:: REQUIREMENT ::
Output the entries word for word. Omit images.

** START OF WORKING DATA **

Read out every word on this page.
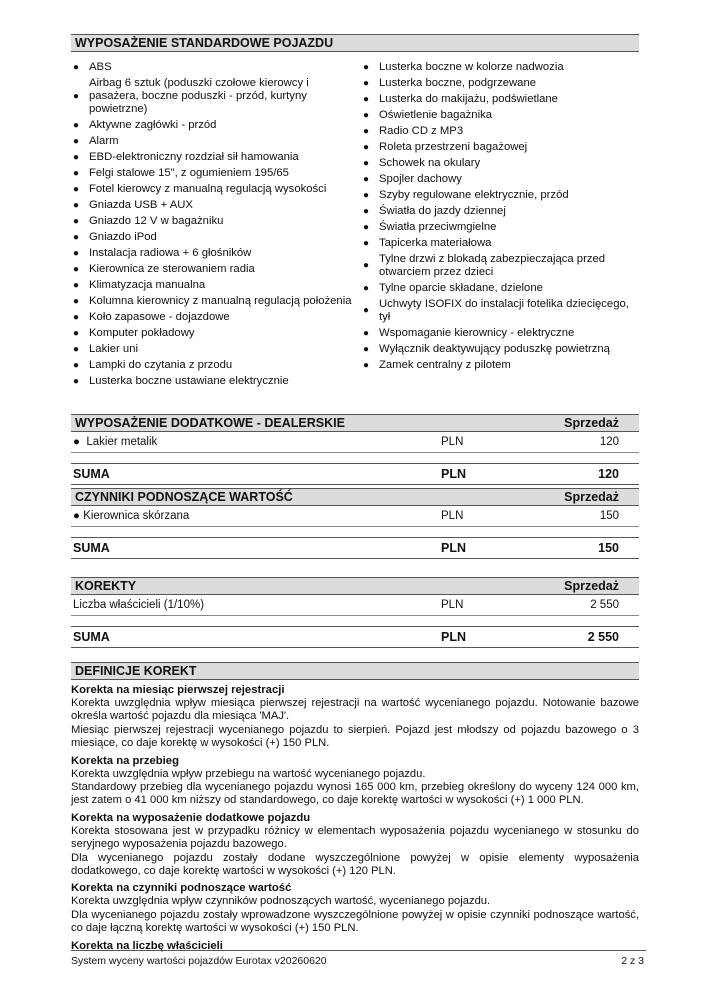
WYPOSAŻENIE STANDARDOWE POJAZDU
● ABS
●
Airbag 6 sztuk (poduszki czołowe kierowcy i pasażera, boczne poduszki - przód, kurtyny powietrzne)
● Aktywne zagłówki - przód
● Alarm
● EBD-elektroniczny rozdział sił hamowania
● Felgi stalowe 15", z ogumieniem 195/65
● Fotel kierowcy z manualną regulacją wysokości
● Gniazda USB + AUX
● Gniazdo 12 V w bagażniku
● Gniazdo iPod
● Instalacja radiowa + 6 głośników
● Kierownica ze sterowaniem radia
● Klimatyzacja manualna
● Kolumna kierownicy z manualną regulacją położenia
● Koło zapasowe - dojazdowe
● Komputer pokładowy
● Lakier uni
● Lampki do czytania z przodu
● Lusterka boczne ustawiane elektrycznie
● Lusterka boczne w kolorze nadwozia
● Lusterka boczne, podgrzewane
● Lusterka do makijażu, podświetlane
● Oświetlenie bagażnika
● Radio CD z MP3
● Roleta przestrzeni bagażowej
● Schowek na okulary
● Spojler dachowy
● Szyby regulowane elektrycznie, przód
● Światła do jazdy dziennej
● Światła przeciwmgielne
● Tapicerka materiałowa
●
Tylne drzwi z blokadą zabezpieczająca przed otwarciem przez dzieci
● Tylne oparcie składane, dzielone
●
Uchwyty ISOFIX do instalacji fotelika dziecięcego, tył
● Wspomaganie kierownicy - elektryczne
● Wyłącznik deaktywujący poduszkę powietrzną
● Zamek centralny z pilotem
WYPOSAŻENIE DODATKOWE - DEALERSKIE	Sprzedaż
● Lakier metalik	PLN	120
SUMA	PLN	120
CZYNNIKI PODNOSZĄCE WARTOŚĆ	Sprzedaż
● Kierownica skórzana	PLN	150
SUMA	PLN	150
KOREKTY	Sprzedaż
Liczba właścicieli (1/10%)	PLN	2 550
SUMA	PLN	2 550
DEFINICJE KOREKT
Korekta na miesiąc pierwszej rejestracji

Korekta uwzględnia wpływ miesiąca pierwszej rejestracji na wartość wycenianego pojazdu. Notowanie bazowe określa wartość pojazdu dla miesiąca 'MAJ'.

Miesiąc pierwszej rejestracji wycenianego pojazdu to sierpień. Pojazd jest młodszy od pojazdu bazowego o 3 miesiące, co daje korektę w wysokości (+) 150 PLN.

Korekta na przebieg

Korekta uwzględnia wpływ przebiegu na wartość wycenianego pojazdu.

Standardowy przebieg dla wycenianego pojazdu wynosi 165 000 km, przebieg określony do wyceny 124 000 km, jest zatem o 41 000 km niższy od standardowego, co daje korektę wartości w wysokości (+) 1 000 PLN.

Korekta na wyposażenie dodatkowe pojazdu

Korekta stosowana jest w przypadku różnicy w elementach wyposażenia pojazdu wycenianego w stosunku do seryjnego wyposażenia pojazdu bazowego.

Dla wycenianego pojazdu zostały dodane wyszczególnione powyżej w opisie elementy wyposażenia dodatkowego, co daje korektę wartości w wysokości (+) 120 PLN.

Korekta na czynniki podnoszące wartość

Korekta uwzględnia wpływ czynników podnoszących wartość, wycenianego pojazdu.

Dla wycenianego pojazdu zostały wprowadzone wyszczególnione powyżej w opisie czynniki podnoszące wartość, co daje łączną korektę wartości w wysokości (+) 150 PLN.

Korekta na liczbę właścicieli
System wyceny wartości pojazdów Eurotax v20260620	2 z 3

** END OF WORKING DATA **

:: EXERCISE SOLUTION ::
Read out every word on this page.
WYPOSAŻENIE STANDARDOWE POJAZDU
● ABS
●
Airbag 6 sztuk (poduszki czołowe kierowcy i pasażera, boczne poduszki - przód, kurtyny powietrzne)
● Aktywne zagłówki - przód
● Alarm
● EBD-elektroniczny rozdział sił hamowania
● Felgi stalowe 15", z ogumieniem 195/65
● Fotel kierowcy z manualną regulacją wysokości
● Gniazda USB + AUX
● Gniazdo 12 V w bagażniku
● Gniazdo iPod
● Instalacja radiowa + 6 głośników
● Kierownica ze sterowaniem radia
● Klimatyzacja manualna
● Kolumna kierownicy z manualną regulacją położenia
● Koło zapasowe - dojazdowe
● Komputer pokładowy
● Lakier uni
● Lampki do czytania z przodu
● Lusterka boczne ustawiane elektrycznie
● Lusterka boczne w kolorze nadwozia
● Lusterka boczne, podgrzewane
● Lusterka do makijażu, podświetlane
● Oświetlenie bagażnika
● Radio CD z MP3
● Roleta przestrzeni bagażowej
● Schowek na okulary
● Spojler dachowy
● Szyby regulowane elektrycznie, przód
● Światła do jazdy dziennej
● Światła przeciwmgielne
● Tapicerka materiałowa
●
Tylne drzwi z blokadą zabezpieczająca przed otwarciem przez dzieci
● Tylne oparcie składane, dzielone
●
Uchwyty ISOFIX do instalacji fotelika dziecięcego, tył
● Wspomaganie kierownicy - elektryczne
● Wyłącznik deaktywujący poduszkę powietrzną
● Zamek centralny z pilotem
WYPOSAŻENIE DODATKOWE - DEALERSKIE	Sprzedaż
● Lakier metalik	PLN	120
SUMA	PLN	120
CZYNNIKI PODNOSZĄCE WARTOŚĆ	Sprzedaż
● Kierownica skórzana	PLN	150
SUMA	PLN	150
KOREKTY	Sprzedaż
Liczba właścicieli (1/10%)	PLN	2 550
SUMA	PLN	2 550
DEFINICJE KOREKT
Korekta na miesiąc pierwszej rejestracji

Korekta uwzględnia wpływ miesiąca pierwszej rejestracji na wartość wycenianego pojazdu. Notowanie bazowe określa wartość pojazdu dla miesiąca 'MAJ'.

Miesiąc pierwszej rejestracji wycenianego pojazdu to sierpień. Pojazd jest młodszy od pojazdu bazowego o 3 miesiące, co daje korektę w wysokości (+) 150 PLN.

Korekta na przebieg

Korekta uwzględnia wpływ przebiegu na wartość wycenianego pojazdu.

Standardowy przebieg dla wycenianego pojazdu wynosi 165 000 km, przebieg określony do wyceny 124 000 km, jest zatem o 41 000 km niższy od standardowego, co daje korektę wartości w wysokości (+) 1 000 PLN.

Korekta na wyposażenie dodatkowe pojazdu

Korekta stosowana jest w przypadku różnicy w elementach wyposażenia pojazdu wycenianego w stosunku do seryjnego wyposażenia pojazdu bazowego.

Dla wycenianego pojazdu zostały dodane wyszczególnione powyżej w opisie elementy wyposażenia dodatkowego, co daje korektę wartości w wysokości (+) 120 PLN.

Korekta na czynniki podnoszące wartość

Korekta uwzględnia wpływ czynników podnoszących wartość, wycenianego pojazdu.

Dla wycenianego pojazdu zostały wprowadzone wyszczególnione powyżej w opisie czynniki podnoszące wartość, co daje łączną korektę wartości w wysokości (+) 150 PLN.

Korekta na liczbę właścicieli
System wyceny wartości pojazdów Eurotax v20260620	2 z 3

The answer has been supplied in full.